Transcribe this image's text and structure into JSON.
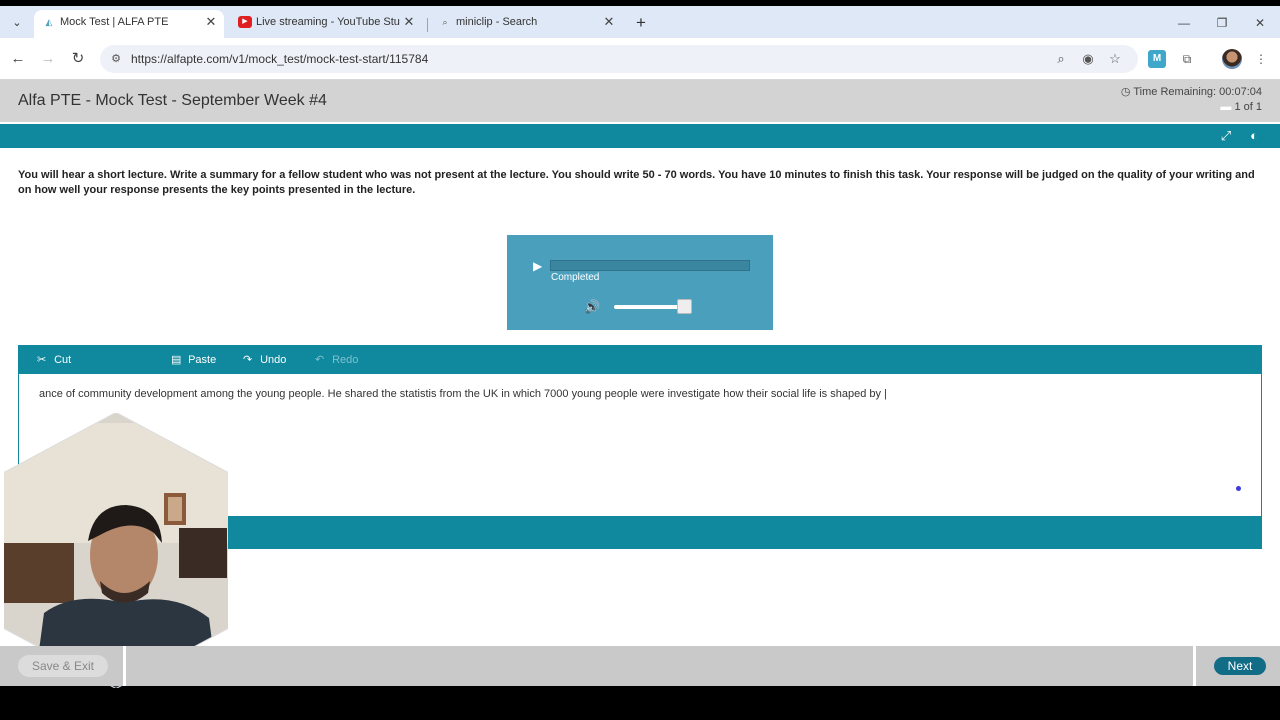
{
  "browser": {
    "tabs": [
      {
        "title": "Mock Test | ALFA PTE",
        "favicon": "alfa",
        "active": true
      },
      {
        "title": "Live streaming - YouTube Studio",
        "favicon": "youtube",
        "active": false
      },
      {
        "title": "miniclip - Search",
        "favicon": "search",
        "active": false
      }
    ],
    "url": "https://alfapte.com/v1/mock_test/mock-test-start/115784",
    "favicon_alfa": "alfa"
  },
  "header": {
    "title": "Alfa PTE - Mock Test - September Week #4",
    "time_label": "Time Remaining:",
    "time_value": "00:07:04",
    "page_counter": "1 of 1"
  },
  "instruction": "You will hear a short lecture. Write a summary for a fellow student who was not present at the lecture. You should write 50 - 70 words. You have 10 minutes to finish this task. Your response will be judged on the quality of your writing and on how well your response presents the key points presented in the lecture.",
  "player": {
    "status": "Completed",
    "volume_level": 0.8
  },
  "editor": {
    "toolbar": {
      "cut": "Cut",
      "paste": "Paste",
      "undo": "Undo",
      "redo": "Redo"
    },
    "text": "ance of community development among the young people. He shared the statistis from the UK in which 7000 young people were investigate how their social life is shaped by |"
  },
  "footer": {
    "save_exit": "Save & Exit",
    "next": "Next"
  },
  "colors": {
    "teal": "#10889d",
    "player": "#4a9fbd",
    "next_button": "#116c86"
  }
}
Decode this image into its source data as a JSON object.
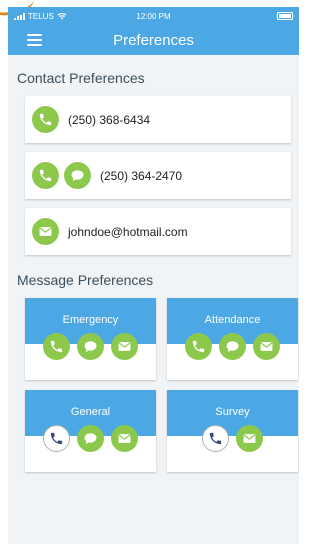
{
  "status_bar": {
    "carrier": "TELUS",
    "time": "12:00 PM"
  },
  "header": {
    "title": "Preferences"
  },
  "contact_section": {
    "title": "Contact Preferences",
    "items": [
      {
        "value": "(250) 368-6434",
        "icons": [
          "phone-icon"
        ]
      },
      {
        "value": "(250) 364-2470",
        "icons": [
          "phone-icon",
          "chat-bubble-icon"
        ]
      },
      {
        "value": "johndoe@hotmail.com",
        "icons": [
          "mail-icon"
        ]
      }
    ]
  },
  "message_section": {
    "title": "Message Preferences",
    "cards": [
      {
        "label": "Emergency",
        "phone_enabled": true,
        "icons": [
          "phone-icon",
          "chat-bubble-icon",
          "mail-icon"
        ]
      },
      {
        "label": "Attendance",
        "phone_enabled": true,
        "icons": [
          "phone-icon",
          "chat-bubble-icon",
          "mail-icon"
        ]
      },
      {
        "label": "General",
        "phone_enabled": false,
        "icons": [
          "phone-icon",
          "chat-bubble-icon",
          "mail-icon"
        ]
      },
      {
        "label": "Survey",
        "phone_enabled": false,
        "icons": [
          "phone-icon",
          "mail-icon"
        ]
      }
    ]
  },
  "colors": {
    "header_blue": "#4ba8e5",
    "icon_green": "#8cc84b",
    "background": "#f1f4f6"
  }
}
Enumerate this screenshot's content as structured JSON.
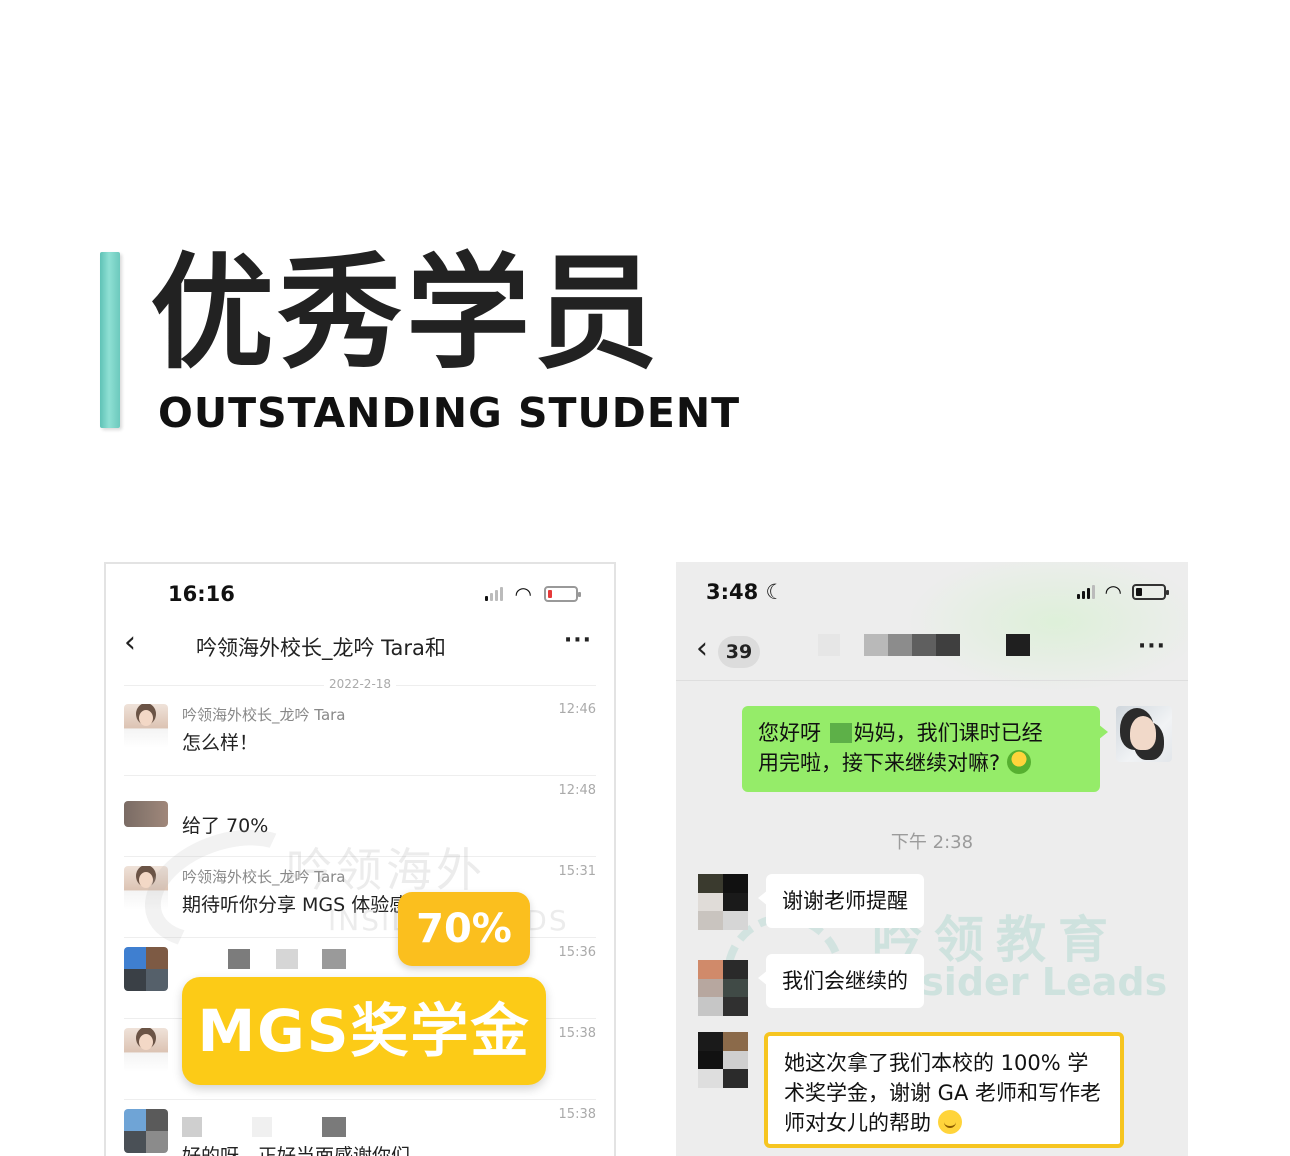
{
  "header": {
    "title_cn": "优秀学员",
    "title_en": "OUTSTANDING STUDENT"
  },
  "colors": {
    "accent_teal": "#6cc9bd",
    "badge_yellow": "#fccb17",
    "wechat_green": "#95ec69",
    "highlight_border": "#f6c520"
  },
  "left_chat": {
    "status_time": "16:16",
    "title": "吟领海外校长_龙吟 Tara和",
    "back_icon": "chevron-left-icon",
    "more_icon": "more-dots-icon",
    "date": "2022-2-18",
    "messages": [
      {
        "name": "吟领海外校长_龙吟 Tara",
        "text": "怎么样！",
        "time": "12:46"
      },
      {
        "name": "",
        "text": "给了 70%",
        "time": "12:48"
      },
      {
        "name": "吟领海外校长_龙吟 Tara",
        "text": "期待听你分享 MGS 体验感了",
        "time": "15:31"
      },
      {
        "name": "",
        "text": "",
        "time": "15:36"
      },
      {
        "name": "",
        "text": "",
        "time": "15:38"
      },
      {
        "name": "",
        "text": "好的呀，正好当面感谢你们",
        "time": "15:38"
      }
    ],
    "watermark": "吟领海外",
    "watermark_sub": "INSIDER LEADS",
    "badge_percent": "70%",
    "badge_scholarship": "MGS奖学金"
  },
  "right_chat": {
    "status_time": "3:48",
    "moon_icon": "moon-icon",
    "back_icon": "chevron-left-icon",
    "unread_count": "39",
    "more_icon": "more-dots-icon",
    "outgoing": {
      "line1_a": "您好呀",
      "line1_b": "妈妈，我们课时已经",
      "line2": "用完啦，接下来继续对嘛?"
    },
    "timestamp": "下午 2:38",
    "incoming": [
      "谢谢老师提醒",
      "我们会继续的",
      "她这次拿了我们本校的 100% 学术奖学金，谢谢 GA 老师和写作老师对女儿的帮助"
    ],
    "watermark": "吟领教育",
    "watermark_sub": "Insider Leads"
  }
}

------------------------------------------------------------------------

→ **Objective**:
Repeat each line of the records above exactly, but do not copy the pictures.

→ **Solution below**:
Transcribe this image's text and structure into JSON.
{
  "browser": {
    "tabs": [
      {
        "title": "Mock Test | ALFA PTE",
        "favicon": "alfa",
        "active": true
      },
      {
        "title": "Live streaming - YouTube Studio",
        "favicon": "youtube",
        "active": false
      },
      {
        "title": "miniclip - Search",
        "favicon": "search",
        "active": false
      }
    ],
    "url": "https://alfapte.com/v1/mock_test/mock-test-start/115784",
    "favicon_alfa": "alfa"
  },
  "header": {
    "title": "Alfa PTE - Mock Test - September Week #4",
    "time_label": "Time Remaining:",
    "time_value": "00:07:04",
    "page_counter": "1 of 1"
  },
  "instruction": "You will hear a short lecture. Write a summary for a fellow student who was not present at the lecture. You should write 50 - 70 words. You have 10 minutes to finish this task. Your response will be judged on the quality of your writing and on how well your response presents the key points presented in the lecture.",
  "player": {
    "status": "Completed",
    "volume_level": 0.8
  },
  "editor": {
    "toolbar": {
      "cut": "Cut",
      "paste": "Paste",
      "undo": "Undo",
      "redo": "Redo"
    },
    "text": "ance of community development among the young people. He shared the statistis from the UK in which 7000 young people were investigate how their social life is shaped by |"
  },
  "footer": {
    "save_exit": "Save & Exit",
    "next": "Next"
  },
  "colors": {
    "teal": "#10889d",
    "player": "#4a9fbd",
    "next_button": "#116c86"
  }
}
Decode this image into its source data as a JSON object.
{
  "status_bar": {
    "carrier": "TELUS",
    "time": "12:00 PM"
  },
  "header": {
    "title": "Preferences"
  },
  "contact_section": {
    "title": "Contact Preferences",
    "items": [
      {
        "value": "(250) 368-6434",
        "icons": [
          "phone-icon"
        ]
      },
      {
        "value": "(250) 364-2470",
        "icons": [
          "phone-icon",
          "chat-bubble-icon"
        ]
      },
      {
        "value": "johndoe@hotmail.com",
        "icons": [
          "mail-icon"
        ]
      }
    ]
  },
  "message_section": {
    "title": "Message Preferences",
    "cards": [
      {
        "label": "Emergency",
        "phone_enabled": true,
        "icons": [
          "phone-icon",
          "chat-bubble-icon",
          "mail-icon"
        ]
      },
      {
        "label": "Attendance",
        "phone_enabled": true,
        "icons": [
          "phone-icon",
          "chat-bubble-icon",
          "mail-icon"
        ]
      },
      {
        "label": "General",
        "phone_enabled": false,
        "icons": [
          "phone-icon",
          "chat-bubble-icon",
          "mail-icon"
        ]
      },
      {
        "label": "Survey",
        "phone_enabled": false,
        "icons": [
          "phone-icon",
          "mail-icon"
        ]
      }
    ]
  },
  "colors": {
    "header_blue": "#4ba8e5",
    "icon_green": "#8cc84b",
    "background": "#f1f4f6"
  }
}
Enumerate this screenshot's content as structured JSON.
{
  "header": {
    "title_cn": "优秀学员",
    "title_en": "OUTSTANDING STUDENT"
  },
  "colors": {
    "accent_teal": "#6cc9bd",
    "badge_yellow": "#fccb17",
    "wechat_green": "#95ec69",
    "highlight_border": "#f6c520"
  },
  "left_chat": {
    "status_time": "16:16",
    "title": "吟领海外校长_龙吟 Tara和",
    "back_icon": "chevron-left-icon",
    "more_icon": "more-dots-icon",
    "date": "2022-2-18",
    "messages": [
      {
        "name": "吟领海外校长_龙吟 Tara",
        "text": "怎么样！",
        "time": "12:46"
      },
      {
        "name": "",
        "text": "给了 70%",
        "time": "12:48"
      },
      {
        "name": "吟领海外校长_龙吟 Tara",
        "text": "期待听你分享 MGS 体验感了",
        "time": "15:31"
      },
      {
        "name": "",
        "text": "",
        "time": "15:36"
      },
      {
        "name": "",
        "text": "",
        "time": "15:38"
      },
      {
        "name": "",
        "text": "好的呀，正好当面感谢你们",
        "time": "15:38"
      }
    ],
    "watermark": "吟领海外",
    "watermark_sub": "INSIDER LEADS",
    "badge_percent": "70%",
    "badge_scholarship": "MGS奖学金"
  },
  "right_chat": {
    "status_time": "3:48",
    "moon_icon": "moon-icon",
    "back_icon": "chevron-left-icon",
    "unread_count": "39",
    "more_icon": "more-dots-icon",
    "outgoing": {
      "line1_a": "您好呀",
      "line1_b": "妈妈，我们课时已经",
      "line2": "用完啦，接下来继续对嘛?"
    },
    "timestamp": "下午 2:38",
    "incoming": [
      "谢谢老师提醒",
      "我们会继续的",
      "她这次拿了我们本校的 100% 学术奖学金，谢谢 GA 老师和写作老师对女儿的帮助"
    ],
    "watermark": "吟领教育",
    "watermark_sub": "Insider Leads"
  }
}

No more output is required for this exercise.